DIRECTION ->
Transcribe everything in the data word for word. Pictures are left out.

ITEMS ->

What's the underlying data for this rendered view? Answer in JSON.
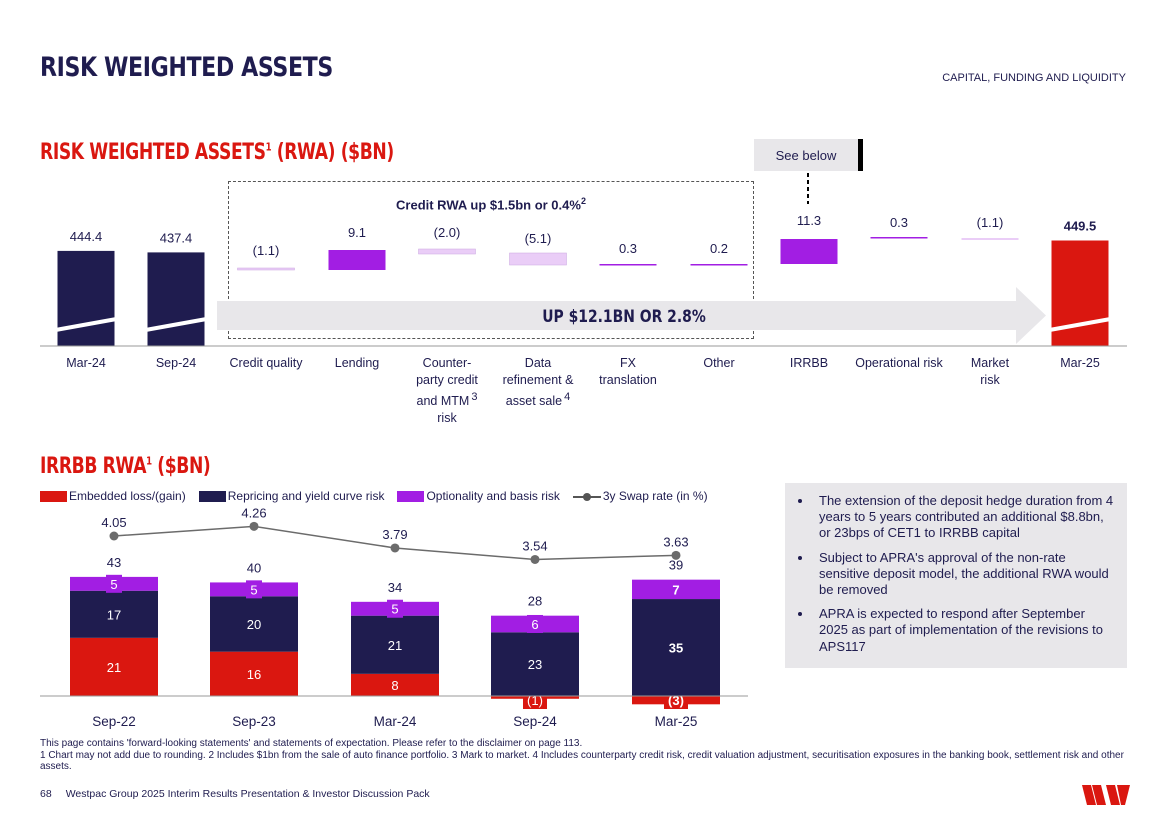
{
  "header": {
    "title": "RISK WEIGHTED ASSETS",
    "section": "CAPITAL, FUNDING AND LIQUIDITY"
  },
  "rwa_section": {
    "title": "RISK WEIGHTED ASSETS",
    "title_sup": "1",
    "title_suffix": " (RWA) ($BN)",
    "see_below": "See below",
    "credit_box_title": "Credit RWA up $1.5bn or 0.4%",
    "credit_box_sup": "2",
    "arrow_label": "UP $12.1BN OR 2.8%"
  },
  "irrbb_section": {
    "title": "IRRBB RWA",
    "title_sup": "1",
    "title_suffix": " ($BN)"
  },
  "legend": {
    "embedded": "Embedded loss/(gain)",
    "repricing": "Repricing and yield curve risk",
    "optionality": "Optionality and basis risk",
    "swap": "3y Swap rate (in %)"
  },
  "info_box": {
    "bullets": [
      "The extension of the deposit hedge duration from 4 years to 5 years contributed an additional $8.8bn, or 23bps of CET1 to IRRBB capital",
      "Subject to APRA's approval of the non-rate sensitive deposit model, the additional RWA would be removed",
      "APRA is expected to respond after September 2025 as part of implementation of the revisions to APS117"
    ]
  },
  "footnotes": {
    "line1": "This page contains 'forward-looking statements' and statements of expectation. Please refer to the disclaimer on page 113.",
    "line2": "1 Chart may not add due to rounding. 2 Includes $1bn from the sale of auto finance portfolio. 3 Mark to market. 4 Includes counterparty credit risk, credit valuation adjustment, securitisation exposures in the banking book, settlement risk and other assets."
  },
  "footer": {
    "page_number": "68",
    "text": "Westpac Group 2025 Interim Results Presentation & Investor Discussion Pack"
  },
  "colors": {
    "navy": "#1f1c4f",
    "red": "#da1710",
    "purple": "#a21ee3",
    "light_purple": "#eacdf7",
    "grey_panel": "#e8e7ea"
  },
  "chart_data": [
    {
      "type": "bar",
      "subtype": "waterfall",
      "title": "RISK WEIGHTED ASSETS (RWA) ($BN)",
      "categories": [
        "Mar-24",
        "Sep-24",
        "Credit quality",
        "Lending",
        "Counter-party credit and MTM risk",
        "Data refinement & asset sale",
        "FX translation",
        "Other",
        "IRRBB",
        "Operational risk",
        "Market risk",
        "Mar-25"
      ],
      "category_lines": [
        [
          "Mar-24"
        ],
        [
          "Sep-24"
        ],
        [
          "Credit quality"
        ],
        [
          "Lending"
        ],
        [
          "Counter-",
          "party credit",
          "and MTM",
          "risk"
        ],
        [
          "Data",
          "refinement &",
          "asset sale"
        ],
        [
          "FX",
          "translation"
        ],
        [
          "Other"
        ],
        [
          "IRRBB"
        ],
        [
          "Operational risk"
        ],
        [
          "Market",
          "risk"
        ],
        [
          "Mar-25"
        ]
      ],
      "category_sups": [
        "",
        "",
        "",
        "",
        "3",
        "4",
        "",
        "",
        "",
        "",
        "",
        ""
      ],
      "values": [
        444.4,
        437.4,
        -1.1,
        9.1,
        -2.0,
        -5.1,
        0.3,
        0.2,
        11.3,
        0.3,
        -1.1,
        449.5
      ],
      "labels": [
        "444.4",
        "437.4",
        "(1.1)",
        "9.1",
        "(2.0)",
        "(5.1)",
        "0.3",
        "0.2",
        "11.3",
        "0.3",
        "(1.1)",
        "449.5"
      ],
      "kinds": [
        "total",
        "total",
        "delta",
        "delta",
        "delta",
        "delta",
        "delta",
        "delta",
        "delta",
        "delta",
        "delta",
        "total"
      ],
      "annotations": [
        "Credit RWA up $1.5bn or 0.4%",
        "UP $12.1BN OR 2.8%"
      ]
    },
    {
      "type": "bar",
      "subtype": "stacked_with_line",
      "title": "IRRBB RWA ($BN)",
      "categories": [
        "Sep-22",
        "Sep-23",
        "Mar-24",
        "Sep-24",
        "Mar-25"
      ],
      "series": [
        {
          "name": "Embedded loss/(gain)",
          "values": [
            21,
            16,
            8,
            -1,
            -3
          ],
          "labels": [
            "21",
            "16",
            "8",
            "(1)",
            "(3)"
          ]
        },
        {
          "name": "Repricing and yield curve risk",
          "values": [
            17,
            20,
            21,
            23,
            35
          ],
          "labels": [
            "17",
            "20",
            "21",
            "23",
            "35"
          ]
        },
        {
          "name": "Optionality and basis risk",
          "values": [
            5,
            5,
            5,
            6,
            7
          ],
          "labels": [
            "5",
            "5",
            "5",
            "6",
            "7"
          ]
        }
      ],
      "totals": [
        43,
        40,
        34,
        28,
        39
      ],
      "totals_labels": [
        "43",
        "40",
        "34",
        "28",
        "39"
      ],
      "line_series": {
        "name": "3y Swap rate (in %)",
        "values": [
          4.05,
          4.26,
          3.79,
          3.54,
          3.63
        ],
        "labels": [
          "4.05",
          "4.26",
          "3.79",
          "3.54",
          "3.63"
        ]
      }
    }
  ]
}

TASK SOLUTION ->
What's the underlying data for this rendered view? Answer in JSON.
{
  "header": {
    "title": "RISK WEIGHTED ASSETS",
    "section": "CAPITAL, FUNDING AND LIQUIDITY"
  },
  "rwa_section": {
    "title": "RISK WEIGHTED ASSETS",
    "title_sup": "1",
    "title_suffix": " (RWA) ($BN)",
    "see_below": "See below",
    "credit_box_title": "Credit RWA up $1.5bn or 0.4%",
    "credit_box_sup": "2",
    "arrow_label": "UP $12.1BN OR 2.8%"
  },
  "irrbb_section": {
    "title": "IRRBB RWA",
    "title_sup": "1",
    "title_suffix": " ($BN)"
  },
  "legend": {
    "embedded": "Embedded loss/(gain)",
    "repricing": "Repricing and yield curve risk",
    "optionality": "Optionality and basis risk",
    "swap": "3y Swap rate (in %)"
  },
  "info_box": {
    "bullets": [
      "The extension of the deposit hedge duration from 4 years to 5 years contributed an additional $8.8bn, or 23bps of CET1 to IRRBB capital",
      "Subject to APRA's approval of the non-rate sensitive deposit model, the additional RWA would be removed",
      "APRA is expected to respond after September 2025 as part of implementation of the revisions to APS117"
    ]
  },
  "footnotes": {
    "line1": "This page contains 'forward-looking statements' and statements of expectation. Please refer to the disclaimer on page 113.",
    "line2": "1 Chart may not add due to rounding. 2 Includes $1bn from the sale of auto finance portfolio. 3 Mark to market. 4 Includes counterparty credit risk, credit valuation adjustment, securitisation exposures in the banking book, settlement risk and other assets."
  },
  "footer": {
    "page_number": "68",
    "text": "Westpac Group 2025 Interim Results Presentation & Investor Discussion Pack"
  },
  "colors": {
    "navy": "#1f1c4f",
    "red": "#da1710",
    "purple": "#a21ee3",
    "light_purple": "#eacdf7",
    "grey_panel": "#e8e7ea"
  },
  "chart_data": [
    {
      "type": "bar",
      "subtype": "waterfall",
      "title": "RISK WEIGHTED ASSETS (RWA) ($BN)",
      "categories": [
        "Mar-24",
        "Sep-24",
        "Credit quality",
        "Lending",
        "Counter-party credit and MTM risk",
        "Data refinement & asset sale",
        "FX translation",
        "Other",
        "IRRBB",
        "Operational risk",
        "Market risk",
        "Mar-25"
      ],
      "category_lines": [
        [
          "Mar-24"
        ],
        [
          "Sep-24"
        ],
        [
          "Credit quality"
        ],
        [
          "Lending"
        ],
        [
          "Counter-",
          "party credit",
          "and MTM",
          "risk"
        ],
        [
          "Data",
          "refinement &",
          "asset sale"
        ],
        [
          "FX",
          "translation"
        ],
        [
          "Other"
        ],
        [
          "IRRBB"
        ],
        [
          "Operational risk"
        ],
        [
          "Market",
          "risk"
        ],
        [
          "Mar-25"
        ]
      ],
      "category_sups": [
        "",
        "",
        "",
        "",
        "3",
        "4",
        "",
        "",
        "",
        "",
        "",
        ""
      ],
      "values": [
        444.4,
        437.4,
        -1.1,
        9.1,
        -2.0,
        -5.1,
        0.3,
        0.2,
        11.3,
        0.3,
        -1.1,
        449.5
      ],
      "labels": [
        "444.4",
        "437.4",
        "(1.1)",
        "9.1",
        "(2.0)",
        "(5.1)",
        "0.3",
        "0.2",
        "11.3",
        "0.3",
        "(1.1)",
        "449.5"
      ],
      "kinds": [
        "total",
        "total",
        "delta",
        "delta",
        "delta",
        "delta",
        "delta",
        "delta",
        "delta",
        "delta",
        "delta",
        "total"
      ],
      "annotations": [
        "Credit RWA up $1.5bn or 0.4%",
        "UP $12.1BN OR 2.8%"
      ]
    },
    {
      "type": "bar",
      "subtype": "stacked_with_line",
      "title": "IRRBB RWA ($BN)",
      "categories": [
        "Sep-22",
        "Sep-23",
        "Mar-24",
        "Sep-24",
        "Mar-25"
      ],
      "series": [
        {
          "name": "Embedded loss/(gain)",
          "values": [
            21,
            16,
            8,
            -1,
            -3
          ],
          "labels": [
            "21",
            "16",
            "8",
            "(1)",
            "(3)"
          ]
        },
        {
          "name": "Repricing and yield curve risk",
          "values": [
            17,
            20,
            21,
            23,
            35
          ],
          "labels": [
            "17",
            "20",
            "21",
            "23",
            "35"
          ]
        },
        {
          "name": "Optionality and basis risk",
          "values": [
            5,
            5,
            5,
            6,
            7
          ],
          "labels": [
            "5",
            "5",
            "5",
            "6",
            "7"
          ]
        }
      ],
      "totals": [
        43,
        40,
        34,
        28,
        39
      ],
      "totals_labels": [
        "43",
        "40",
        "34",
        "28",
        "39"
      ],
      "line_series": {
        "name": "3y Swap rate (in %)",
        "values": [
          4.05,
          4.26,
          3.79,
          3.54,
          3.63
        ],
        "labels": [
          "4.05",
          "4.26",
          "3.79",
          "3.54",
          "3.63"
        ]
      }
    }
  ]
}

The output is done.